(Stored dataset items)

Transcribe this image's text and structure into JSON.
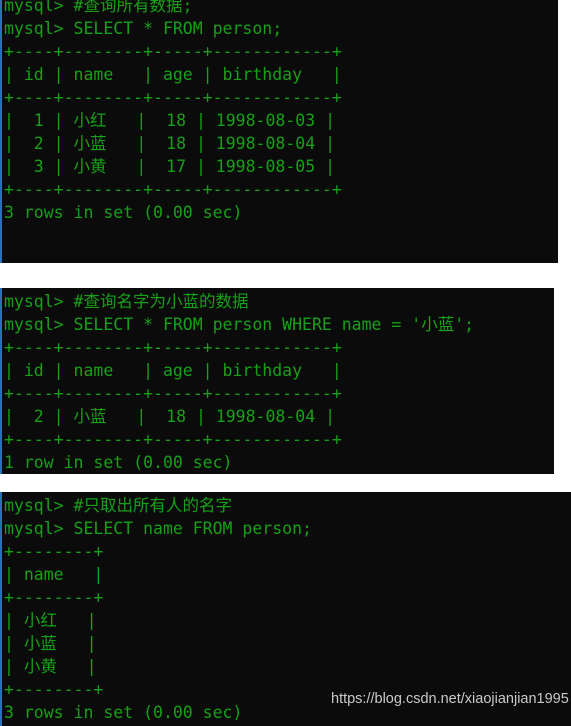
{
  "theme": {
    "page_background": "#ffffff",
    "terminal_background": "#0b0b0b",
    "terminal_text": "#17a017",
    "terminal_left_border": "#2b6fb8",
    "watermark_color": "#c9c9c9"
  },
  "watermark": {
    "text": "https://blog.csdn.net/xiaojianjian1995"
  },
  "blocks": [
    {
      "name": "select-all-rows",
      "lines": [
        "mysql> #查询所有数据;",
        "mysql> SELECT * FROM person;",
        "+----+--------+-----+------------+",
        "| id | name   | age | birthday   |",
        "+----+--------+-----+------------+",
        "|  1 | 小红   |  18 | 1998-08-03 |",
        "|  2 | 小蓝   |  18 | 1998-08-04 |",
        "|  3 | 小黄   |  17 | 1998-08-05 |",
        "+----+--------+-----+------------+",
        "3 rows in set (0.00 sec)"
      ],
      "comment": "#查询所有数据;",
      "query": "SELECT * FROM person;",
      "status": "3 rows in set (0.00 sec)",
      "columns": [
        "id",
        "name",
        "age",
        "birthday"
      ],
      "rows": [
        [
          "1",
          "小红",
          "18",
          "1998-08-03"
        ],
        [
          "2",
          "小蓝",
          "18",
          "1998-08-04"
        ],
        [
          "3",
          "小黄",
          "17",
          "1998-08-05"
        ]
      ]
    },
    {
      "name": "select-where-name",
      "lines": [
        "mysql> #查询名字为小蓝的数据",
        "mysql> SELECT * FROM person WHERE name = '小蓝';",
        "+----+--------+-----+------------+",
        "| id | name   | age | birthday   |",
        "+----+--------+-----+------------+",
        "|  2 | 小蓝   |  18 | 1998-08-04 |",
        "+----+--------+-----+------------+",
        "1 row in set (0.00 sec)"
      ],
      "comment": "#查询名字为小蓝的数据",
      "query": "SELECT * FROM person WHERE name = '小蓝';",
      "status": "1 row in set (0.00 sec)",
      "columns": [
        "id",
        "name",
        "age",
        "birthday"
      ],
      "rows": [
        [
          "2",
          "小蓝",
          "18",
          "1998-08-04"
        ]
      ]
    },
    {
      "name": "select-name-column",
      "lines": [
        "mysql> #只取出所有人的名字",
        "mysql> SELECT name FROM person;",
        "+--------+",
        "| name   |",
        "+--------+",
        "| 小红   |",
        "| 小蓝   |",
        "| 小黄   |",
        "+--------+",
        "3 rows in set (0.00 sec)"
      ],
      "comment": "#只取出所有人的名字",
      "query": "SELECT name FROM person;",
      "status": "3 rows in set (0.00 sec)",
      "columns": [
        "name"
      ],
      "rows": [
        [
          "小红"
        ],
        [
          "小蓝"
        ],
        [
          "小黄"
        ]
      ]
    }
  ]
}
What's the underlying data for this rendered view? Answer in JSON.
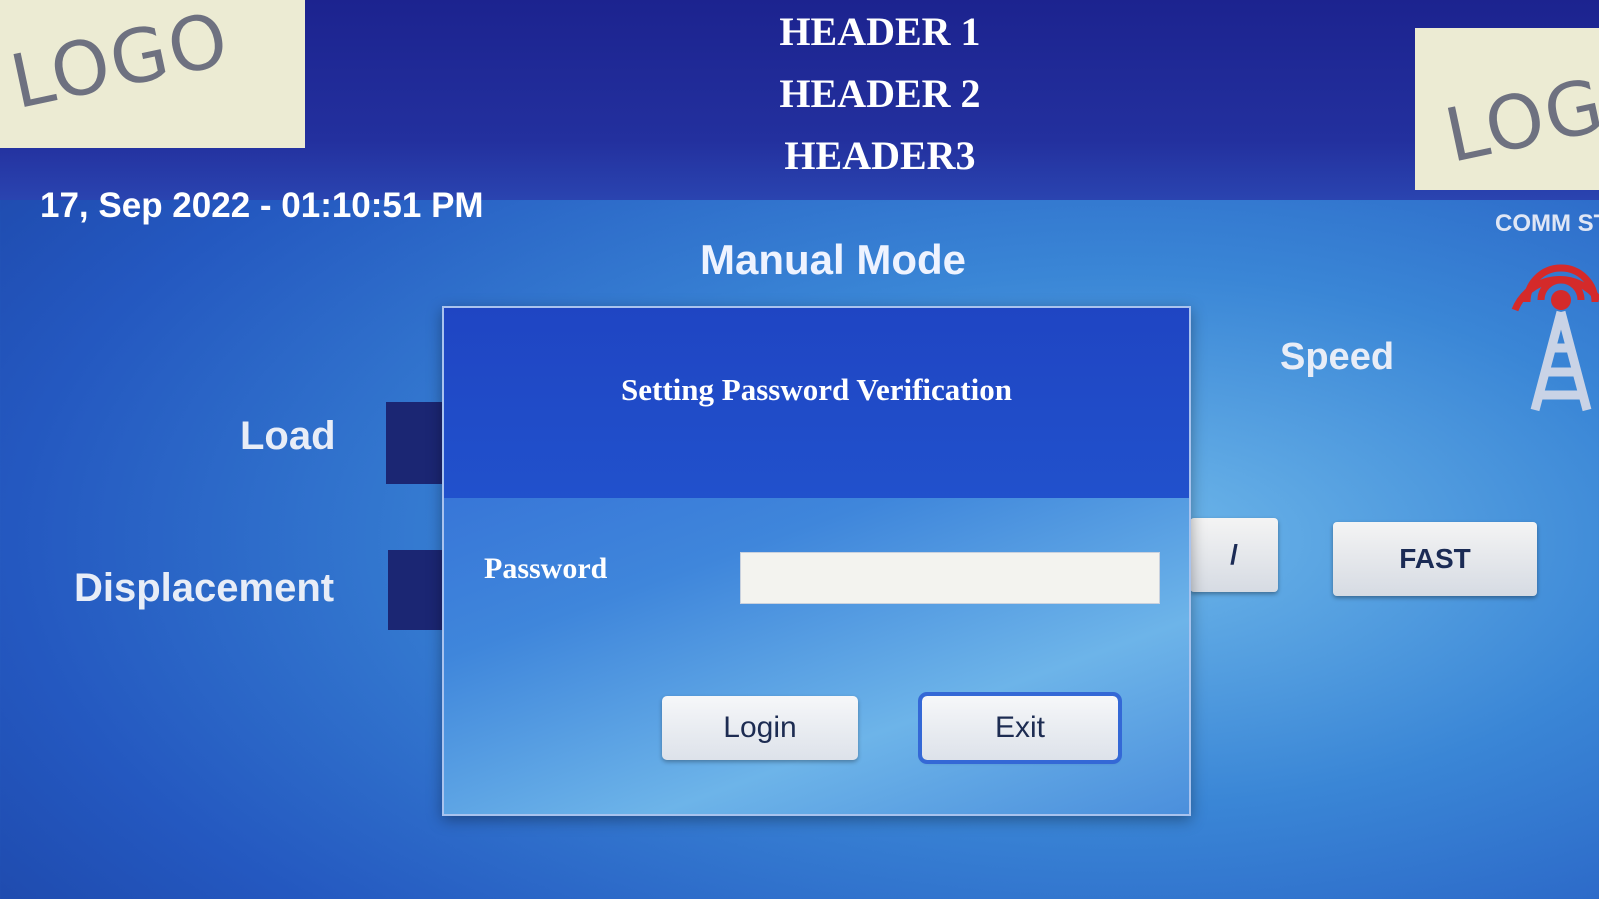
{
  "header": {
    "logo_left": "LOGO",
    "logo_right": "LOG",
    "lines": [
      "HEADER 1",
      "HEADER 2",
      "HEADER3"
    ]
  },
  "status": {
    "datetime": "17, Sep 2022  - 01:10:51 PM",
    "mode": "Manual Mode",
    "comm_status": "COMM ST"
  },
  "fields": {
    "load_label": "Load",
    "displacement_label": "Displacement",
    "speed_label": "Speed"
  },
  "speed_buttons": {
    "partial_label": "/",
    "fast_label": "FAST"
  },
  "dialog": {
    "title": "Setting Password Verification",
    "password_label": "Password",
    "password_value": "",
    "login_label": "Login",
    "exit_label": "Exit"
  },
  "colors": {
    "header_bg": "#1c238f",
    "dialog_header": "#1f45c3",
    "field_box": "#1b2673",
    "comm_icon": "#d42a2a"
  }
}
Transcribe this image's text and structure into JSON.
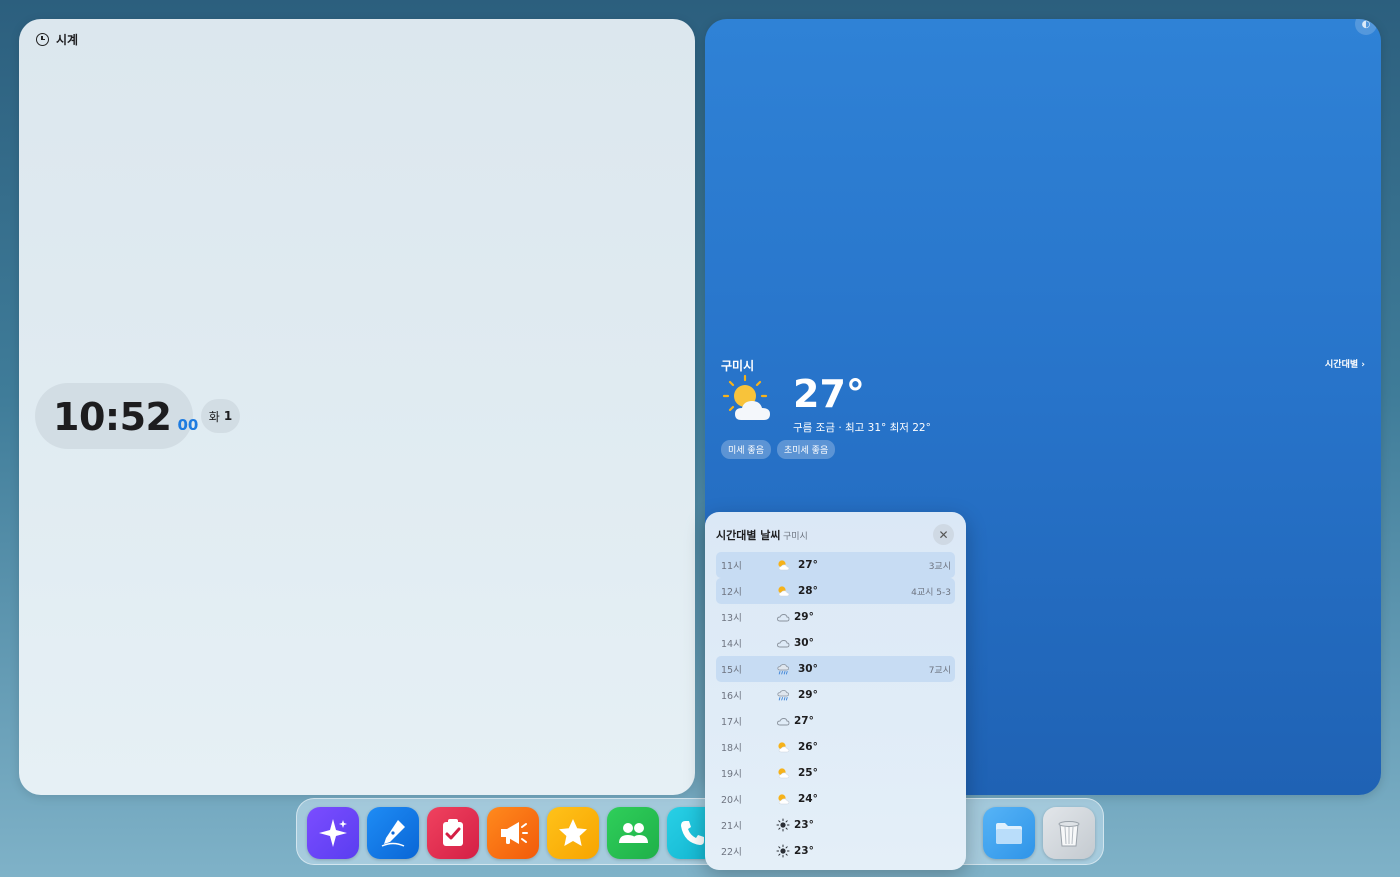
{
  "clock": {
    "title": "시계",
    "time": "10:52",
    "seconds": "00",
    "weekday": "화",
    "day": "1"
  },
  "weather": {
    "city": "구미시",
    "hourly_link": "시간대별 ›",
    "temperature": "27°",
    "condition_line": "구름 조금 · 최고 31° 최저 22°",
    "chips": [
      "미세 좋음",
      "초미세 좋음"
    ]
  },
  "hourly_popup": {
    "title": "시간대별 날씨",
    "subtitle": "구미시",
    "rows": [
      {
        "time": "11시",
        "icon": "partly-sunny",
        "temp": "27°",
        "note": "3교시",
        "highlight": true
      },
      {
        "time": "12시",
        "icon": "partly-sunny",
        "temp": "28°",
        "note": "4교시 5-3",
        "highlight": true
      },
      {
        "time": "13시",
        "icon": "cloud",
        "temp": "29°",
        "note": "",
        "highlight": false
      },
      {
        "time": "14시",
        "icon": "cloud",
        "temp": "30°",
        "note": "",
        "highlight": false
      },
      {
        "time": "15시",
        "icon": "rain",
        "temp": "30°",
        "note": "7교시",
        "highlight": true
      },
      {
        "time": "16시",
        "icon": "rain",
        "temp": "29°",
        "note": "",
        "highlight": false
      },
      {
        "time": "17시",
        "icon": "cloud",
        "temp": "27°",
        "note": "",
        "highlight": false
      },
      {
        "time": "18시",
        "icon": "partly-sunny",
        "temp": "26°",
        "note": "",
        "highlight": false
      },
      {
        "time": "19시",
        "icon": "partly-sunny",
        "temp": "25°",
        "note": "",
        "highlight": false
      },
      {
        "time": "20시",
        "icon": "partly-sunny",
        "temp": "24°",
        "note": "",
        "highlight": false
      },
      {
        "time": "21시",
        "icon": "sun",
        "temp": "23°",
        "note": "",
        "highlight": false
      },
      {
        "time": "22시",
        "icon": "sun",
        "temp": "23°",
        "note": "",
        "highlight": false
      }
    ]
  },
  "dock": {
    "apps": [
      "sparkle-app",
      "pen-app",
      "checklist-app",
      "megaphone-app",
      "star-app",
      "people-app",
      "phone-app",
      "folder-app",
      "trash-app"
    ]
  },
  "colors": {
    "accent_blue": "#1d7be0",
    "weather_panel": "#2773c9",
    "highlight_row": "#c7dcf3"
  }
}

TASK TO CARRY OUT: Would you mind returning each entry above word for word, skipping the images?

WRITTEN ANSWER:
Transcribe this image's text and structure into JSON.
{
  "theme": {
    "page_background": "#ffffff",
    "terminal_background": "#0b0b0b",
    "terminal_text": "#17a017",
    "terminal_left_border": "#2b6fb8",
    "watermark_color": "#c9c9c9"
  },
  "watermark": {
    "text": "https://blog.csdn.net/xiaojianjian1995"
  },
  "blocks": [
    {
      "name": "select-all-rows",
      "lines": [
        "mysql> #查询所有数据;",
        "mysql> SELECT * FROM person;",
        "+----+--------+-----+------------+",
        "| id | name   | age | birthday   |",
        "+----+--------+-----+------------+",
        "|  1 | 小红   |  18 | 1998-08-03 |",
        "|  2 | 小蓝   |  18 | 1998-08-04 |",
        "|  3 | 小黄   |  17 | 1998-08-05 |",
        "+----+--------+-----+------------+",
        "3 rows in set (0.00 sec)"
      ],
      "comment": "#查询所有数据;",
      "query": "SELECT * FROM person;",
      "status": "3 rows in set (0.00 sec)",
      "columns": [
        "id",
        "name",
        "age",
        "birthday"
      ],
      "rows": [
        [
          "1",
          "小红",
          "18",
          "1998-08-03"
        ],
        [
          "2",
          "小蓝",
          "18",
          "1998-08-04"
        ],
        [
          "3",
          "小黄",
          "17",
          "1998-08-05"
        ]
      ]
    },
    {
      "name": "select-where-name",
      "lines": [
        "mysql> #查询名字为小蓝的数据",
        "mysql> SELECT * FROM person WHERE name = '小蓝';",
        "+----+--------+-----+------------+",
        "| id | name   | age | birthday   |",
        "+----+--------+-----+------------+",
        "|  2 | 小蓝   |  18 | 1998-08-04 |",
        "+----+--------+-----+------------+",
        "1 row in set (0.00 sec)"
      ],
      "comment": "#查询名字为小蓝的数据",
      "query": "SELECT * FROM person WHERE name = '小蓝';",
      "status": "1 row in set (0.00 sec)",
      "columns": [
        "id",
        "name",
        "age",
        "birthday"
      ],
      "rows": [
        [
          "2",
          "小蓝",
          "18",
          "1998-08-04"
        ]
      ]
    },
    {
      "name": "select-name-column",
      "lines": [
        "mysql> #只取出所有人的名字",
        "mysql> SELECT name FROM person;",
        "+--------+",
        "| name   |",
        "+--------+",
        "| 小红   |",
        "| 小蓝   |",
        "| 小黄   |",
        "+--------+",
        "3 rows in set (0.00 sec)"
      ],
      "comment": "#只取出所有人的名字",
      "query": "SELECT name FROM person;",
      "status": "3 rows in set (0.00 sec)",
      "columns": [
        "name"
      ],
      "rows": [
        [
          "小红"
        ],
        [
          "小蓝"
        ],
        [
          "小黄"
        ]
      ]
    }
  ]
}
What's the underlying data for this rendered view? Answer in JSON.
{
  "header": {
    "logo_left": "LOGO",
    "logo_right": "LOG",
    "lines": [
      "HEADER 1",
      "HEADER 2",
      "HEADER3"
    ]
  },
  "status": {
    "datetime": "17, Sep 2022  - 01:10:51 PM",
    "mode": "Manual Mode",
    "comm_status": "COMM ST"
  },
  "fields": {
    "load_label": "Load",
    "displacement_label": "Displacement",
    "speed_label": "Speed"
  },
  "speed_buttons": {
    "partial_label": "/",
    "fast_label": "FAST"
  },
  "dialog": {
    "title": "Setting Password Verification",
    "password_label": "Password",
    "password_value": "",
    "login_label": "Login",
    "exit_label": "Exit"
  },
  "colors": {
    "header_bg": "#1c238f",
    "dialog_header": "#1f45c3",
    "field_box": "#1b2673",
    "comm_icon": "#d42a2a"
  }
}
Transcribe this image's text and structure into JSON.
{
  "clock": {
    "title": "시계",
    "time": "10:52",
    "seconds": "00",
    "weekday": "화",
    "day": "1"
  },
  "weather": {
    "city": "구미시",
    "hourly_link": "시간대별 ›",
    "temperature": "27°",
    "condition_line": "구름 조금 · 최고 31° 최저 22°",
    "chips": [
      "미세 좋음",
      "초미세 좋음"
    ]
  },
  "hourly_popup": {
    "title": "시간대별 날씨",
    "subtitle": "구미시",
    "rows": [
      {
        "time": "11시",
        "icon": "partly-sunny",
        "temp": "27°",
        "note": "3교시",
        "highlight": true
      },
      {
        "time": "12시",
        "icon": "partly-sunny",
        "temp": "28°",
        "note": "4교시 5-3",
        "highlight": true
      },
      {
        "time": "13시",
        "icon": "cloud",
        "temp": "29°",
        "note": "",
        "highlight": false
      },
      {
        "time": "14시",
        "icon": "cloud",
        "temp": "30°",
        "note": "",
        "highlight": false
      },
      {
        "time": "15시",
        "icon": "rain",
        "temp": "30°",
        "note": "7교시",
        "highlight": true
      },
      {
        "time": "16시",
        "icon": "rain",
        "temp": "29°",
        "note": "",
        "highlight": false
      },
      {
        "time": "17시",
        "icon": "cloud",
        "temp": "27°",
        "note": "",
        "highlight": false
      },
      {
        "time": "18시",
        "icon": "partly-sunny",
        "temp": "26°",
        "note": "",
        "highlight": false
      },
      {
        "time": "19시",
        "icon": "partly-sunny",
        "temp": "25°",
        "note": "",
        "highlight": false
      },
      {
        "time": "20시",
        "icon": "partly-sunny",
        "temp": "24°",
        "note": "",
        "highlight": false
      },
      {
        "time": "21시",
        "icon": "sun",
        "temp": "23°",
        "note": "",
        "highlight": false
      },
      {
        "time": "22시",
        "icon": "sun",
        "temp": "23°",
        "note": "",
        "highlight": false
      }
    ]
  },
  "dock": {
    "apps": [
      "sparkle-app",
      "pen-app",
      "checklist-app",
      "megaphone-app",
      "star-app",
      "people-app",
      "phone-app",
      "folder-app",
      "trash-app"
    ]
  },
  "colors": {
    "accent_blue": "#1d7be0",
    "weather_panel": "#2773c9",
    "highlight_row": "#c7dcf3"
  }
}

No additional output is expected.